Task set:
• A. In the essay on German women in the Ottoman Empire during the First World War, what year marked the start of an especially large deployment of service women?
• B. List every type of applicant that the essay on German women in the Ottoman Empire names in the flood of requests to the German general consulate in Constantinople.
• C. Continue the essay on German women in the Ottoman Empire during the First World War, starting after its last sentence.

Provided passage:
- - -

German woman in Constantinople

German woman in Constantinople
Image Credit: © Sabine and Bettina Frank

Even in the 18th and 19th centuries, the Orient was not just a favorite destination for male travelers, but also an alluring land for women. Among them were colorful personalities on the search for adventure and freedom. This brought general renown to some, among them Lady Montagu, Ida Pfeiffer and Isabelle Eberhardt, whose publications still enjoy great popularity today. In the First World War, as thousands of German soldiers headed off to the Ottoman Empire and as many British were underway to Egypt, many women used this opportunity to personally reach these regions. The following essay addresses the German women who found themselves in the Ottoman Empire during the First World War. In doing so, the various motives and experiences will be discussed that defined their stay in the Middle East in the times of war.

Women Volunteered for the Service in the Middle East

In 1914, as the Ottoman Empire entered the war on the side of the Central Powers, an assortment of women were already living there. These were primarily residents of the settler colonies in Palestine, nuns and deaconesses, or wives of diplomats and consuls. The increased German involvement in the region during the years before the war had brought many engineers, tradesmen, archaeologists and also military instructors into the land, some of which had lived in Turkey for years with their wives and children.

While the bulk of women reached the Orient in the wake of their husbands, many single women tried to get employment after the outbreak of war in the now-allied Ottoman Empire. The German general consulate in Constantinople complained at the beginning of 1916 about the influx of requests that they received from Opera singers, actresses, music teachers, educators, and kindergarten teachers. According to the general consulate’s assessment, these applications were motivated by entirely fictitious notions about the conditions in Turkey. Therefore the consul requested the Reich Chancellor to undertake action against this.

While such efforts to obtain civilian employment in the Ottoman Empire hardly had a chance of succeeding, the opportunity to come to the Orient in the military’s wake increased, above all, during the second half of the war. With the increasing mobilization of women in the First World War, an especially large number of service women were deployed beginning in 1916. Many young women volunteered for service in the Middle East and were stationed as stenotypists in the military administration, as nurses in the soldiers’ clubs, or as Red Cross nurses in the military hospitals.

Usually several motives came together in the decision to take part: on one hand the women found the opportunity in their deployment to be able to directly serve their country. At the same time, however, their service - more so than on the Western Front - enabled them to escape their customary surroundings. The journey of these women in the Middle East was simultaneously a journey in independence. The German service women and nurses shared this perspective with their British female counterparts, who expressed their motives for volunteering in dangerous theaters of war during some interviews in the 1960s. What drove them was adventure and the desire to take advantage of the opportunity to travel before beginning their regimented married life, the desire to have and to savor their freedom. In addition to this, some women were also proud to be able to have an occupation with a relatively large amount of responsibility for the first time, to find recognition for this, and to thereby break out of accustomed gender roles.

- - -

Listed records:
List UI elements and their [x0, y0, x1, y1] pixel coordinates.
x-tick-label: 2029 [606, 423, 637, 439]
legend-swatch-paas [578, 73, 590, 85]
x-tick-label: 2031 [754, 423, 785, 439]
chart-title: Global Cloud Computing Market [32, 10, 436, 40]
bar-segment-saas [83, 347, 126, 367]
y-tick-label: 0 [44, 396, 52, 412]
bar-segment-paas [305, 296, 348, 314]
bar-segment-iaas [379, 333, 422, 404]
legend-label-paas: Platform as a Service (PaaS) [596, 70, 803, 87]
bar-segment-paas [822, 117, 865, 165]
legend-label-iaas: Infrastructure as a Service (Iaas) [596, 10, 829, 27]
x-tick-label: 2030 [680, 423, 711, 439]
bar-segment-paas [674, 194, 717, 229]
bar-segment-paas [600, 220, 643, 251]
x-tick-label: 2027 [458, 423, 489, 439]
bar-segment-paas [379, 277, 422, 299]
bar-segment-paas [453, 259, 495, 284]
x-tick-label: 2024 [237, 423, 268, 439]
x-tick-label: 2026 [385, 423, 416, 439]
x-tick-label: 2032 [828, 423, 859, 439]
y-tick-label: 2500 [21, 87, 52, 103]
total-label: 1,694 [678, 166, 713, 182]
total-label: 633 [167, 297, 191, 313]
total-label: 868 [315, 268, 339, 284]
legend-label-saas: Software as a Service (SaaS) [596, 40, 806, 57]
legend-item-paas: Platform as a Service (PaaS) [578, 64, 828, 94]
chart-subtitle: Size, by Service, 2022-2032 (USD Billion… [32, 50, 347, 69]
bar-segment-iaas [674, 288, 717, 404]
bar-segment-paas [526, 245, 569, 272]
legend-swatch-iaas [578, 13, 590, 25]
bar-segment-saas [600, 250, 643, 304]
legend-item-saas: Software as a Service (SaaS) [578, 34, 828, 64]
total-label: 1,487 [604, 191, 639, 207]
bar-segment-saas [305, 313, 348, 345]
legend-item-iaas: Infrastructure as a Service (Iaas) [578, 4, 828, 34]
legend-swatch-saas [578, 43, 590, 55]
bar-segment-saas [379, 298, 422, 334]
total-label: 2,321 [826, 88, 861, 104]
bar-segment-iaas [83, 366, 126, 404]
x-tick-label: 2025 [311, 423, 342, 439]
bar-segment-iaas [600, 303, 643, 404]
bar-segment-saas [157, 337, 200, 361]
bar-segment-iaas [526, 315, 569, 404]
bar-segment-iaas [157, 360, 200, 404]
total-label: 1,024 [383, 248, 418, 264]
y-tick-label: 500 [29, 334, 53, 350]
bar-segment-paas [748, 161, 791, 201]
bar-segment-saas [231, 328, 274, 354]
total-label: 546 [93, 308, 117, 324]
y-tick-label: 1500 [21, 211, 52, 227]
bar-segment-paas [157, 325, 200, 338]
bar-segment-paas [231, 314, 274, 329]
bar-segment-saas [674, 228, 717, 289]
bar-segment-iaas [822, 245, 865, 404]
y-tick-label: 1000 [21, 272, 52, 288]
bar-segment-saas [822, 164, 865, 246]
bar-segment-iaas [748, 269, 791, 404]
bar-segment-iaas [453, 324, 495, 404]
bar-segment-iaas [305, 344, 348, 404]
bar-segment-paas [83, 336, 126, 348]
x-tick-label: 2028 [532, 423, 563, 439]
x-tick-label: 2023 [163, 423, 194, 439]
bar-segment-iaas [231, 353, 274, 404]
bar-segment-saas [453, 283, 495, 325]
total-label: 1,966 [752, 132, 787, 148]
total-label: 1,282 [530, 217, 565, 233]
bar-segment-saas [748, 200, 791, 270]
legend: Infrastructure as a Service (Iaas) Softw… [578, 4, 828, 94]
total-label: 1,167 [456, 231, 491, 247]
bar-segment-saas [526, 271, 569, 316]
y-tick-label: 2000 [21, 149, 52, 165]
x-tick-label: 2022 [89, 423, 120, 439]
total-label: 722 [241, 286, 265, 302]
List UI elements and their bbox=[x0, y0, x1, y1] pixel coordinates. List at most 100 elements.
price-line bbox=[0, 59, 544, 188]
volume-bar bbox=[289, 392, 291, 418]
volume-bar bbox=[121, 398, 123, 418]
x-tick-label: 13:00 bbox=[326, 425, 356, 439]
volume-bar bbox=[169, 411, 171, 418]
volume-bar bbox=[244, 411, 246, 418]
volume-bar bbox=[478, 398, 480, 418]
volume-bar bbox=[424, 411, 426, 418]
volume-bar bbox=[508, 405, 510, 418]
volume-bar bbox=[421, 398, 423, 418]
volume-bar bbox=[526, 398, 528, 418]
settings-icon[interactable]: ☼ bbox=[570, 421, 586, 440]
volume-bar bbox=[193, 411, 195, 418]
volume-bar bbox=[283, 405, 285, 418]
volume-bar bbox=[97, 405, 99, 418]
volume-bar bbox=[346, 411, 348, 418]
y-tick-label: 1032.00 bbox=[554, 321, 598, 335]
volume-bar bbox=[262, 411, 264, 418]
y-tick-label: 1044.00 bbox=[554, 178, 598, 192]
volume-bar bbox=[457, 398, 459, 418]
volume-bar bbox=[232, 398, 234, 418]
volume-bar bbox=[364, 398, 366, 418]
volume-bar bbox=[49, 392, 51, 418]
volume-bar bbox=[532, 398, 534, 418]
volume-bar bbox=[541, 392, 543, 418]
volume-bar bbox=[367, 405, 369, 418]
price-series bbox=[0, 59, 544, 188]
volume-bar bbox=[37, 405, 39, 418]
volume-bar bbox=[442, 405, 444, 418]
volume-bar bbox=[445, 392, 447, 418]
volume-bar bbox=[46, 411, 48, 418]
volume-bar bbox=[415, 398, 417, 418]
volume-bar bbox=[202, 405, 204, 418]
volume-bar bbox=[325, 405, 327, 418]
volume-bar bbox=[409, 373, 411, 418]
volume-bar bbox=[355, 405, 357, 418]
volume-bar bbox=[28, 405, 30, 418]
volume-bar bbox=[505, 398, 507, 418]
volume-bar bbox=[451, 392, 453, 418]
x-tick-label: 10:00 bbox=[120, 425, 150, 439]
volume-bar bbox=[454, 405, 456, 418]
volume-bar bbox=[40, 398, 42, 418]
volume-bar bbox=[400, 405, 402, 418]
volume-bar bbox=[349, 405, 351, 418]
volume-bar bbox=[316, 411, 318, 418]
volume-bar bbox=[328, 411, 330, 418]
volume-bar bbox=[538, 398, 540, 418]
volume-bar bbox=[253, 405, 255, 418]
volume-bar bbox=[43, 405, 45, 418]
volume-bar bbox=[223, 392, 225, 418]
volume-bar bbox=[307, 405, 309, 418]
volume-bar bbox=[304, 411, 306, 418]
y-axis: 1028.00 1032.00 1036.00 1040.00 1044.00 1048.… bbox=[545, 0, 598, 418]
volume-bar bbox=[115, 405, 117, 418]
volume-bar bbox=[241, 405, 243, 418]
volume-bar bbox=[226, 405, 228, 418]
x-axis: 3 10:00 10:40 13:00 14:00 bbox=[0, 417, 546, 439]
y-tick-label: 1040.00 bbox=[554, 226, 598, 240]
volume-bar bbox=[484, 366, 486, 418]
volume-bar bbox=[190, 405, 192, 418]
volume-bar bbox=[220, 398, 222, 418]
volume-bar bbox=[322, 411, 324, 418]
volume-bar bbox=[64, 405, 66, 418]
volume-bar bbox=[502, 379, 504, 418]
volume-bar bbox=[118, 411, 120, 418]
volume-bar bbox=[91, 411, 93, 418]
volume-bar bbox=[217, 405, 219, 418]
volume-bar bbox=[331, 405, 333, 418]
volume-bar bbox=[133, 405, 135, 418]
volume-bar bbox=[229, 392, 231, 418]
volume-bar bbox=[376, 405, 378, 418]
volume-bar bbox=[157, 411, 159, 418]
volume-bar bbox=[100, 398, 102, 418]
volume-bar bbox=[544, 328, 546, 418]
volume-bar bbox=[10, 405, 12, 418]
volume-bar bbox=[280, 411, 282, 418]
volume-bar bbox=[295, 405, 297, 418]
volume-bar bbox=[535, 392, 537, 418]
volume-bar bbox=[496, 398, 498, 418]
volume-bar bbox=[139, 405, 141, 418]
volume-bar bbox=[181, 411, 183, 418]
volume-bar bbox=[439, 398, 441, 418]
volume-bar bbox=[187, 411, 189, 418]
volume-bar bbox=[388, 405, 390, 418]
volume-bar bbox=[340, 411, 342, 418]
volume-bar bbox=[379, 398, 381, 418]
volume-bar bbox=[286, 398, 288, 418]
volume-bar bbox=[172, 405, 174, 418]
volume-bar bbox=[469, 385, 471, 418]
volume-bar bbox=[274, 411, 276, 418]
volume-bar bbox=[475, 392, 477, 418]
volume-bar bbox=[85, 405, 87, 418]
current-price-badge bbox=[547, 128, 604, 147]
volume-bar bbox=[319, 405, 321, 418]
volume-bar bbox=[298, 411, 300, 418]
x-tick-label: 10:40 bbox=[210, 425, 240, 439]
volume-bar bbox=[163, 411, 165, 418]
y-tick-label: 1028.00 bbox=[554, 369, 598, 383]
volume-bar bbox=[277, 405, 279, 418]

- - -

Answers to the problems:
• A. 1916

• B. Opera singers, actresses, music teachers, educators, kindergarten teachers

• C.
Role Models and Emancipation

German nurses in an officer's mess in Constantinople

German nurses in an officer's mess in Constantinople
Image Credit: © Sabine and Bettina Frank

Cover of 'Das Wesen des Osmanen' [The essence of the Ottomans] by Else Marquardsen

Cover of 'Das Wesen des Osmanen' [The essence of the Ottomans] by Else Marquardsen
Image Credit: Personal collection, Photo: Oliver Stein

Among these women’s stories are some examples of unconventional steps to occupational emancipation. Thea von Puttkamer, for example, operated as a war reporter in the Ottoman Empire. Meanwhile other women bore for the first time in their lives a great organizational and logistical responsibility, for example in the military hospitals or with the setup of a soldiers’ club. New scopes of duties did not, however, automatically exclude the possibility that these women would remain in their traditional gender roles. This is especially exemplified through the notes of 21-year-old nurse Hilde Mordtmann, which were published during the war. She saw herself in a motherly role with Turkish comrades, whom she consistently described as ‘children’. Mordtmann’s success in her ward during this care awakened a ‘housewife pride’ in her.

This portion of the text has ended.